# JOBS
[1] In the R county-lookup thread, what does column 1 of pointsDF hold?
[2] Write what comes next in the R county-lookup thread, picking up right after its final line.

# PAGE

□ □ □ □ □ □ □

R convert zipcode or lat/long to county - r

I have a list of locations that contains a city, state, zip, latitude and longitude for each location.
I separately have a list of economic indicators at the county level. I've played with the zipcode package, the ggmap package, and several other free geocoding websites including the US Gazeteer files, but can't seem to find a way to match the two pieces.
Are there currently any packages or other sources that do this?

I ended up using the suggestion from JoshO'Brien mentioned above and found here.
I took his code and changed state to county as shown here:
library(sp)
library(maps)
library(maptools)
# The single argument to this function, pointsDF, is a data.frame in which:
# - column 1 contains the longitude in degrees (negative in the US)
# - column 2 contains the latitude in degrees
latlong2county <- function(pointsDF) {
# Prepare SpatialPolygons object with one SpatialPolygon
# per county
counties <- map('county', fill=TRUE, col="transparent", plot=FALSE)
IDs <- sapply(strsplit(counties$names, ":"), function(x) x[1])
counties_sp <- map2SpatialPolygons(counties, IDs=IDs,
proj4string=CRS("+proj=longlat +datum=WGS84"))

□ □ □ □ □ □ □

# Extracted rows
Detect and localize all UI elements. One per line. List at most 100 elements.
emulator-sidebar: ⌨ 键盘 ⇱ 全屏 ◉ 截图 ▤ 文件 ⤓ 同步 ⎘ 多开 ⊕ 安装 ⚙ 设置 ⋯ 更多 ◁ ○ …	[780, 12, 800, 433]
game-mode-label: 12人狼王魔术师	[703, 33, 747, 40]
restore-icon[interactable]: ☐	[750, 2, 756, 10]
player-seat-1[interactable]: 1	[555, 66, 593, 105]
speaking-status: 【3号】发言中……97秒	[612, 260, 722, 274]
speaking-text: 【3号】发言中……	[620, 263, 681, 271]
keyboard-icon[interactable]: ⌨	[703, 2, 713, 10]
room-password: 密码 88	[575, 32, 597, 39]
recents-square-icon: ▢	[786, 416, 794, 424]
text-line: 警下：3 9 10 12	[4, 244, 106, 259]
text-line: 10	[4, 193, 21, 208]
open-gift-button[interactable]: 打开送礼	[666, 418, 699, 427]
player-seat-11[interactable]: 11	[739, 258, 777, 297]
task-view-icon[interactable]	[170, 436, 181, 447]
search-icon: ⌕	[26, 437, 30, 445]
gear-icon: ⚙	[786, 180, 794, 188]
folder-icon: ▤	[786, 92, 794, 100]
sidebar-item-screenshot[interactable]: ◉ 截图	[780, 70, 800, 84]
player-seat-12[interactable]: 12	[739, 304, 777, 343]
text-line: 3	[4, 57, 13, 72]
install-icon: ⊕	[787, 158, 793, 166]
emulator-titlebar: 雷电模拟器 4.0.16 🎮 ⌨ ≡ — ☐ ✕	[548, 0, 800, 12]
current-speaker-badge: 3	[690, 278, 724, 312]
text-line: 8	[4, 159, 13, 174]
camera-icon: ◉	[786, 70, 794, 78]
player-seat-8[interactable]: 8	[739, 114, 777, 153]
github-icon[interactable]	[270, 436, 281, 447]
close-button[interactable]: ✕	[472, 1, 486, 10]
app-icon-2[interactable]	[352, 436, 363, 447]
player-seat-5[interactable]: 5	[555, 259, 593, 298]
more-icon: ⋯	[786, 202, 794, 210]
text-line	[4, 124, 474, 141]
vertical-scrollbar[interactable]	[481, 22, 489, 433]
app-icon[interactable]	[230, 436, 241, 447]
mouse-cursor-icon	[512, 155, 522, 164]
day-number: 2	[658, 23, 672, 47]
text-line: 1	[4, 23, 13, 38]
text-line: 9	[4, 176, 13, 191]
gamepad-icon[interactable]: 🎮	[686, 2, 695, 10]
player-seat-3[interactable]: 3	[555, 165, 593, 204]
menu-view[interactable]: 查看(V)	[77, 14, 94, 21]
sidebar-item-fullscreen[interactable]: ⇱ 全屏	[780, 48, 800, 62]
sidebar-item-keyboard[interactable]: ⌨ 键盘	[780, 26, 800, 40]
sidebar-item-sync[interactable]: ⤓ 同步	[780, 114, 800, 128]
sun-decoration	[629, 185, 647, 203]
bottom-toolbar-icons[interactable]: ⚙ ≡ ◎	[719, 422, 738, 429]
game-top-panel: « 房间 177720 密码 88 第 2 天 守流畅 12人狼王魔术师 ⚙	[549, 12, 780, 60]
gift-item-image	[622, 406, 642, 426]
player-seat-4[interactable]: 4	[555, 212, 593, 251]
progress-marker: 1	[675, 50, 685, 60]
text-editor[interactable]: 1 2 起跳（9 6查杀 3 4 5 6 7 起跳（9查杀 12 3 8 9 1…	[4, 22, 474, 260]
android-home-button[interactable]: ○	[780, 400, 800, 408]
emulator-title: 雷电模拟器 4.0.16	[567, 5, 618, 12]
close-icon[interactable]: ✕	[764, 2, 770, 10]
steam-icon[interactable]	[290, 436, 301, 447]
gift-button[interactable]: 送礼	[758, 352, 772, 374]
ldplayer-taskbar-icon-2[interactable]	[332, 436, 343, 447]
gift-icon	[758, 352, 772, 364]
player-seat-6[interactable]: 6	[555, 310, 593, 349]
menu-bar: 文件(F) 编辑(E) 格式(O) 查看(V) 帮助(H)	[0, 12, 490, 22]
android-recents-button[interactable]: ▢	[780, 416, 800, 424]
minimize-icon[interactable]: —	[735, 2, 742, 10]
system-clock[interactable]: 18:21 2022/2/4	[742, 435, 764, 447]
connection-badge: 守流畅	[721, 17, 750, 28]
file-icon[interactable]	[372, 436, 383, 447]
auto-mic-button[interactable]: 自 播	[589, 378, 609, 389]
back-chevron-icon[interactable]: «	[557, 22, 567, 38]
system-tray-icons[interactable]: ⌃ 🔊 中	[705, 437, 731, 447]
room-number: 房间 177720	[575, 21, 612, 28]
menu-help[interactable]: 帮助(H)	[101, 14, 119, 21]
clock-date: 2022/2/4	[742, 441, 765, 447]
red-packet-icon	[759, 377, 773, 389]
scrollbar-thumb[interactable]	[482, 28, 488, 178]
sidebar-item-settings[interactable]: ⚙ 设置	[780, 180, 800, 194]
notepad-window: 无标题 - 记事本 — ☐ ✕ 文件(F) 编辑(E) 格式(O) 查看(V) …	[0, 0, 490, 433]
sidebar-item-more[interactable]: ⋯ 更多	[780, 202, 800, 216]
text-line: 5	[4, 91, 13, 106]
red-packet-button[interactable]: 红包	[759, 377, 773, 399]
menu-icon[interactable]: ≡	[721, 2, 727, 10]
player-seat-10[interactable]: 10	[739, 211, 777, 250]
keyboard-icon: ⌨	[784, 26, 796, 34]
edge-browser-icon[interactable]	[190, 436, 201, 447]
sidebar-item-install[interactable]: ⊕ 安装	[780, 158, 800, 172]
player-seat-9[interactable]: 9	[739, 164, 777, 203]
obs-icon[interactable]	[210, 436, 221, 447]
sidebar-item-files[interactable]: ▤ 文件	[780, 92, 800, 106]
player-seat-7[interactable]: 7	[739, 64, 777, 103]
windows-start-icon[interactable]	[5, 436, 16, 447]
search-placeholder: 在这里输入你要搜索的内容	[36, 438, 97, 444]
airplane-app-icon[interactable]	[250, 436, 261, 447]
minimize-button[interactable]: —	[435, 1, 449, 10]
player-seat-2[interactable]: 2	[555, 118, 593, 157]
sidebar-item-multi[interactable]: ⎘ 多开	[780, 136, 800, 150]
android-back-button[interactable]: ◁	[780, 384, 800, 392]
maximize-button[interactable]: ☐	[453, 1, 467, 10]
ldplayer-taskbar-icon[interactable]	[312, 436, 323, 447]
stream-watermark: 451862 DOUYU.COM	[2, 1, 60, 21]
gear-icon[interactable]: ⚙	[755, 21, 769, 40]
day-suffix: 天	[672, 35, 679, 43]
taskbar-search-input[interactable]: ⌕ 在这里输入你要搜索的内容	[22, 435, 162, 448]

□ □ □ □ □ □ □

# OUTPUTS IN ORDER
[1] The longitude in degrees, which is negative in the US.

[2]
# Convert pointsDF to a SpatialPoints object
pointsSP <- SpatialPoints(pointsDF,
proj4string=CRS("+proj=longlat +datum=WGS84"))
# Use 'over' to get _indices_ of the Polygons object containing each point
indices <- over(pointsSP, counties_sp)
# Return the county names of the Polygons object containing each point
countyNames <- sapply(counties_sp#polygons, function(x) x#ID)
countyNames[indices]
}
# Test the function using points in Wisconsin and Oregon.
testPoints <- data.frame(x = c(-90, -120), y = c(44, 44))
latlong2county(testPoints)
[1] "wisconsin,juneau" "oregon,crook" # IT WORKS

Matching Zipcodes to Counties is difficult. (Certain zip codes span more than one county and sometimes more than one state. For example 30165)
I am not aware of any specific R package that can match these up for you.
However, you can get a nice table from the Missouri Census Data Center.
You can use this page for data extraction.
A sample output might look like:
state,zcta5,ZIPName,County,County2
01,30165,"Rome, GA",Cherokee AL,
01,31905,"Fort Benning, GA",Russell AL,
01,35004,"Moody, AL",St. Clair AL,
01,35005,"Adamsville, AL",Jefferson AL,
01,35006,"Adger, AL",Jefferson AL,Walker AL
...
Note the County2.
metadata explanation can be found here.
county
The county in which the ZCTA is all or mostly contained. Over 90% of ZCTAs fall entirely within a single county.
county2
The "secondary" county for the ZCTA, i.e. the county which has the 2nd largest intersection with it. Over 90% of the time this value will be blank.
See also ANSI County codes
http://www.census.gov/geo/www/ansi/ansi.html

I think the package "noncensus" is helpful.
corresponding is what I use to match zipcode with county
### code for get county based on zipcode
library(noncensus)
data(zip_codes)
data(counties)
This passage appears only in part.